**OBJECTIVE**
Write out each line beneath this one exactly as it reads.

— BEGIN EXTRACTED RECORDS —

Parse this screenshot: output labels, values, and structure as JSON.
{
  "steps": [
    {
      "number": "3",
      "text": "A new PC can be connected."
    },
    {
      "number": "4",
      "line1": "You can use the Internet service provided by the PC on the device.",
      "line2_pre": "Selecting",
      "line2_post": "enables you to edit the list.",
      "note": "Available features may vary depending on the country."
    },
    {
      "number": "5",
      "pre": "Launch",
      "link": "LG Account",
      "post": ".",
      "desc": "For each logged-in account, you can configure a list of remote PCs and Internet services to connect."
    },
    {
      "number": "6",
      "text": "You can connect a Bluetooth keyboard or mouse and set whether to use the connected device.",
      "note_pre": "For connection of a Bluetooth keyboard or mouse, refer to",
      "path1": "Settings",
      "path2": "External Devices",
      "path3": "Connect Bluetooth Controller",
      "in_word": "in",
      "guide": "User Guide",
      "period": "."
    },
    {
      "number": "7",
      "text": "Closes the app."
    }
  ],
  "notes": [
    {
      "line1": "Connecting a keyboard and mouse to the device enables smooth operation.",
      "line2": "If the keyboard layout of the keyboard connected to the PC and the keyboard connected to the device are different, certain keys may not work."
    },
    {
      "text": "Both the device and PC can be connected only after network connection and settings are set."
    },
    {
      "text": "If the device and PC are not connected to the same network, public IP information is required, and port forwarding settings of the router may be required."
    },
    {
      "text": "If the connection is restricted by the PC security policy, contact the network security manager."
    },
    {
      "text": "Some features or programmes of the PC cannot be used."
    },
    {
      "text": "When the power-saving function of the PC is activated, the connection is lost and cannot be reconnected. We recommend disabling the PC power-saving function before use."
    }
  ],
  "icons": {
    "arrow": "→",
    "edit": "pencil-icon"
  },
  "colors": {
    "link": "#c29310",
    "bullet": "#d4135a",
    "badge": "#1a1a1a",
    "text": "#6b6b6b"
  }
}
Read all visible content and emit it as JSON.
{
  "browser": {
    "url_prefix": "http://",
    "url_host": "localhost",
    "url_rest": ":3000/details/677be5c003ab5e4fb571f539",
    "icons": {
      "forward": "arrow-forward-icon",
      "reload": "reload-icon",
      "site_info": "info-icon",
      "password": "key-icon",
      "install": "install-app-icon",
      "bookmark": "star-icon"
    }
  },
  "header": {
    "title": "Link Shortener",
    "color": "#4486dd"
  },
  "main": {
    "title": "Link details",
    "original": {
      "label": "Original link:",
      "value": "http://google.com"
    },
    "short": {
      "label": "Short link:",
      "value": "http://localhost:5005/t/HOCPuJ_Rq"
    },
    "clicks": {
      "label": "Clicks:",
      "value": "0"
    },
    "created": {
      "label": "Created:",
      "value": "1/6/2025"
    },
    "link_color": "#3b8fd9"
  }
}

— END EXTRACTED RECORDS —

**REPLY**
Parse this screenshot: output labels, values, and structure as JSON.
{
  "steps": [
    {
      "number": "3",
      "text": "A new PC can be connected."
    },
    {
      "number": "4",
      "line1": "You can use the Internet service provided by the PC on the device.",
      "line2_pre": "Selecting",
      "line2_post": "enables you to edit the list.",
      "note": "Available features may vary depending on the country."
    },
    {
      "number": "5",
      "pre": "Launch",
      "link": "LG Account",
      "post": ".",
      "desc": "For each logged-in account, you can configure a list of remote PCs and Internet services to connect."
    },
    {
      "number": "6",
      "text": "You can connect a Bluetooth keyboard or mouse and set whether to use the connected device.",
      "note_pre": "For connection of a Bluetooth keyboard or mouse, refer to",
      "path1": "Settings",
      "path2": "External Devices",
      "path3": "Connect Bluetooth Controller",
      "in_word": "in",
      "guide": "User Guide",
      "period": "."
    },
    {
      "number": "7",
      "text": "Closes the app."
    }
  ],
  "notes": [
    {
      "line1": "Connecting a keyboard and mouse to the device enables smooth operation.",
      "line2": "If the keyboard layout of the keyboard connected to the PC and the keyboard connected to the device are different, certain keys may not work."
    },
    {
      "text": "Both the device and PC can be connected only after network connection and settings are set."
    },
    {
      "text": "If the device and PC are not connected to the same network, public IP information is required, and port forwarding settings of the router may be required."
    },
    {
      "text": "If the connection is restricted by the PC security policy, contact the network security manager."
    },
    {
      "text": "Some features or programmes of the PC cannot be used."
    },
    {
      "text": "When the power-saving function of the PC is activated, the connection is lost and cannot be reconnected. We recommend disabling the PC power-saving function before use."
    }
  ],
  "icons": {
    "arrow": "→",
    "edit": "pencil-icon"
  },
  "colors": {
    "link": "#c29310",
    "bullet": "#d4135a",
    "badge": "#1a1a1a",
    "text": "#6b6b6b"
  }
}
Read all visible content and emit it as JSON.
{
  "browser": {
    "url_prefix": "http://",
    "url_host": "localhost",
    "url_rest": ":3000/details/677be5c003ab5e4fb571f539",
    "icons": {
      "forward": "arrow-forward-icon",
      "reload": "reload-icon",
      "site_info": "info-icon",
      "password": "key-icon",
      "install": "install-app-icon",
      "bookmark": "star-icon"
    }
  },
  "header": {
    "title": "Link Shortener",
    "color": "#4486dd"
  },
  "main": {
    "title": "Link details",
    "original": {
      "label": "Original link:",
      "value": "http://google.com"
    },
    "short": {
      "label": "Short link:",
      "value": "http://localhost:5005/t/HOCPuJ_Rq"
    },
    "clicks": {
      "label": "Clicks:",
      "value": "0"
    },
    "created": {
      "label": "Created:",
      "value": "1/6/2025"
    },
    "link_color": "#3b8fd9"
  }
}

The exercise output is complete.